__Exercise prompt__
Starting at the first line of the material and ending at the line containing "hero-title-line-1: Reliable Roofs,: [251, 416, 442, 446]", give those lines again with "laptop" swapped out for "notebook" wherever it occurs, leaving everything else unchanged.
....................
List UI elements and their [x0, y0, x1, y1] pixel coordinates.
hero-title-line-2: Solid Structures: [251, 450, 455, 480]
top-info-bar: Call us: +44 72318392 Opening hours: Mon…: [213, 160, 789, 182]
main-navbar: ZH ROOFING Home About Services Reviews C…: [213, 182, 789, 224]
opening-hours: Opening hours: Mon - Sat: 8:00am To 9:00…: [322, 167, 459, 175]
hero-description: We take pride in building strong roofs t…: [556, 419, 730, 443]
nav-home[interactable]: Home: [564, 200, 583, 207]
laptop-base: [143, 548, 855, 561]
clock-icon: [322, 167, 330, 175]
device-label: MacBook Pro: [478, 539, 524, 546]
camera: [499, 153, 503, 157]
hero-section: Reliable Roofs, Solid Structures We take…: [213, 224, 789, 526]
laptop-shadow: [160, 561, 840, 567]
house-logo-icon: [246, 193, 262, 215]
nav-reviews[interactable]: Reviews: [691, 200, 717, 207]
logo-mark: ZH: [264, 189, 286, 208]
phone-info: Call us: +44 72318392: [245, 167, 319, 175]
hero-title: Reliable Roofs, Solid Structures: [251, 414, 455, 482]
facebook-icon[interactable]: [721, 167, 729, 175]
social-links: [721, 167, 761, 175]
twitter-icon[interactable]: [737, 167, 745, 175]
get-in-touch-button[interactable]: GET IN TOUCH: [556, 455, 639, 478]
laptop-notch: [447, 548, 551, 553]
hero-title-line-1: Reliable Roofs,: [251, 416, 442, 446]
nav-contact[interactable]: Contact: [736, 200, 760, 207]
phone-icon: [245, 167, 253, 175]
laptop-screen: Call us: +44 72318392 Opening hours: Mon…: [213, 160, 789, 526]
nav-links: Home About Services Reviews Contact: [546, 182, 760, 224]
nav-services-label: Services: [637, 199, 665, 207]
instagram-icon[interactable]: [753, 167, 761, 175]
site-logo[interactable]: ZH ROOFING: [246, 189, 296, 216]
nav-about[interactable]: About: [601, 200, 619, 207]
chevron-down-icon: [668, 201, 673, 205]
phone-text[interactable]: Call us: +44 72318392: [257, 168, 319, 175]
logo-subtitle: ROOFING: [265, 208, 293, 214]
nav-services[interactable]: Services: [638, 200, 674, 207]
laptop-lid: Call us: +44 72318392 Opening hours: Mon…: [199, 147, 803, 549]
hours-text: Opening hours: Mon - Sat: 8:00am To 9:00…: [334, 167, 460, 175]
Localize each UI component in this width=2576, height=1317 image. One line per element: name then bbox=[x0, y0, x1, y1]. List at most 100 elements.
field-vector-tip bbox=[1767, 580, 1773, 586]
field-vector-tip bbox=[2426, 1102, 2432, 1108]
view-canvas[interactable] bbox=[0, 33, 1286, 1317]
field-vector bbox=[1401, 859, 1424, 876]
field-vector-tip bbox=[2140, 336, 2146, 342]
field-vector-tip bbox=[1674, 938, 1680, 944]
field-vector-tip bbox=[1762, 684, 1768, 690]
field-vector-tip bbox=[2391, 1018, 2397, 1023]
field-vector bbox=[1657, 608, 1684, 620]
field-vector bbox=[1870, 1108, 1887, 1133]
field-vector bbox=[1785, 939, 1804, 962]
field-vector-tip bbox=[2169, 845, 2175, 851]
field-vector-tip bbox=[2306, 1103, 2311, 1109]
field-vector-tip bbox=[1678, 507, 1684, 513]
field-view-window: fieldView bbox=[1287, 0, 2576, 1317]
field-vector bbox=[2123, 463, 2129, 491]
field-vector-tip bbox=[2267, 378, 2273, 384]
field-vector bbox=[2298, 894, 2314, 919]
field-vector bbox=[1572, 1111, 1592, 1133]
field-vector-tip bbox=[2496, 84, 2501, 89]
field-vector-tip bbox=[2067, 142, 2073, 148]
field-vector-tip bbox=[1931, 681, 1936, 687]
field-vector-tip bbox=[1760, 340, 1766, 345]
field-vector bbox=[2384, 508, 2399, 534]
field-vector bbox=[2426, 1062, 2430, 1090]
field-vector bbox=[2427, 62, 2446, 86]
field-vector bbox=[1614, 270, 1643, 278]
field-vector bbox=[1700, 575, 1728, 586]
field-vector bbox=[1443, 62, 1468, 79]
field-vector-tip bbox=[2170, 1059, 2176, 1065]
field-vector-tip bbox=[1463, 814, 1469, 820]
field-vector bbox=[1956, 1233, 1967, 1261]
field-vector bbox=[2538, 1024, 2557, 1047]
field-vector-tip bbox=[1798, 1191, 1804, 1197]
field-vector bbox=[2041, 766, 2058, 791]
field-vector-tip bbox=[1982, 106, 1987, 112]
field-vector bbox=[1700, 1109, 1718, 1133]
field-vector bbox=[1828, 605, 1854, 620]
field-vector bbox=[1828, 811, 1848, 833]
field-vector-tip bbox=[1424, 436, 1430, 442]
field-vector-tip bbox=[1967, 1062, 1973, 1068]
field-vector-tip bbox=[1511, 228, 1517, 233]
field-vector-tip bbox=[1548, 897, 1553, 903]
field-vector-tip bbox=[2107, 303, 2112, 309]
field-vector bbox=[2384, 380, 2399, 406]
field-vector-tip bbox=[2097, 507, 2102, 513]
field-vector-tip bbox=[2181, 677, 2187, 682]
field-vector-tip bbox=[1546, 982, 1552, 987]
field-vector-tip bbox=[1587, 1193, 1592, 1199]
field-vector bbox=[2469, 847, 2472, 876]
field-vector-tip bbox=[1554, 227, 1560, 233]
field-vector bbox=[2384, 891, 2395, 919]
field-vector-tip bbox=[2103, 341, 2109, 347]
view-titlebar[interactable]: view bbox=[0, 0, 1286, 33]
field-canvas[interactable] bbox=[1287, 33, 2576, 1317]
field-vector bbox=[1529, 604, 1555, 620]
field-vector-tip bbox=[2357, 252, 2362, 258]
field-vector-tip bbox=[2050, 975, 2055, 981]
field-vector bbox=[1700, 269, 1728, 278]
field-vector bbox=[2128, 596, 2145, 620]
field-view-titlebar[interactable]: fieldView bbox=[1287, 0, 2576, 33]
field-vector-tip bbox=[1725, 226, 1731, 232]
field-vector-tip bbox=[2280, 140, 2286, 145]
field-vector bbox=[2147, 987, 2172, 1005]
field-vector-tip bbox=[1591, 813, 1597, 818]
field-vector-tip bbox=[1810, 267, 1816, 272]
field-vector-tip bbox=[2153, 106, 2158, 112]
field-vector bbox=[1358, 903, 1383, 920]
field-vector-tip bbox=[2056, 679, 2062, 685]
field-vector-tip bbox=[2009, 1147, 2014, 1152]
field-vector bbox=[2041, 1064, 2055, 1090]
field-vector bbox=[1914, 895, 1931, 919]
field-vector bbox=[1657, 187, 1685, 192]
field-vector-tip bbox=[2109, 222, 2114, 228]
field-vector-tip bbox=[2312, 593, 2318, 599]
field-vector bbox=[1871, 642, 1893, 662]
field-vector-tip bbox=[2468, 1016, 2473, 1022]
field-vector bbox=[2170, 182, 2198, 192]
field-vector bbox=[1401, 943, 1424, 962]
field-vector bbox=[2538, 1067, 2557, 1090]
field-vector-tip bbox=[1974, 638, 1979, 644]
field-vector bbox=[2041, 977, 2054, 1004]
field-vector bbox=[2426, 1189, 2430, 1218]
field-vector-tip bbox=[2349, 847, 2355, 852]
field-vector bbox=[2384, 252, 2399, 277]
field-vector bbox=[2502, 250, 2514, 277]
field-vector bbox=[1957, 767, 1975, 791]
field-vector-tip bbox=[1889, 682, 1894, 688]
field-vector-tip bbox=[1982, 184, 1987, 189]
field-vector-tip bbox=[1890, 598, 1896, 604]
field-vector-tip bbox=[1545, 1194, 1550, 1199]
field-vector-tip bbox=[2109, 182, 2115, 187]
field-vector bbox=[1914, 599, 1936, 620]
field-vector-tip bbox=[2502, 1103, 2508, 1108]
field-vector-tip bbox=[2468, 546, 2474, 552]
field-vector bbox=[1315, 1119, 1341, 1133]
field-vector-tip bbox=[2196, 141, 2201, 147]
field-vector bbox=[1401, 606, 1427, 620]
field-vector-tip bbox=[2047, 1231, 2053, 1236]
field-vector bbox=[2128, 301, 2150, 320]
....................
__Answer__
List UI elements and their [x0, y0, x1, y1] pixel coordinates.
hero-title-line-2: Solid Structures: [251, 450, 455, 480]
top-info-bar: Call us: +44 72318392 Opening hours: Mon…: [213, 160, 789, 182]
main-navbar: ZH ROOFING Home About Services Reviews C…: [213, 182, 789, 224]
opening-hours: Opening hours: Mon - Sat: 8:00am To 9:00…: [322, 167, 459, 175]
hero-description: We take pride in building strong roofs t…: [556, 419, 730, 443]
nav-home[interactable]: Home: [564, 200, 583, 207]
notebook-base: [143, 548, 855, 561]
clock-icon: [322, 167, 330, 175]
device-label: MacBook Pro: [478, 539, 524, 546]
camera: [499, 153, 503, 157]
hero-section: Reliable Roofs, Solid Structures We take…: [213, 224, 789, 526]
notebook-shadow: [160, 561, 840, 567]
house-logo-icon: [246, 193, 262, 215]
nav-reviews[interactable]: Reviews: [691, 200, 717, 207]
logo-mark: ZH: [264, 189, 286, 208]
phone-info: Call us: +44 72318392: [245, 167, 319, 175]
hero-title: Reliable Roofs, Solid Structures: [251, 414, 455, 482]
facebook-icon[interactable]: [721, 167, 729, 175]
social-links: [721, 167, 761, 175]
twitter-icon[interactable]: [737, 167, 745, 175]
get-in-touch-button[interactable]: GET IN TOUCH: [556, 455, 639, 478]
notebook-notch: [447, 548, 551, 553]
hero-title-line-1: Reliable Roofs,: [251, 416, 442, 446]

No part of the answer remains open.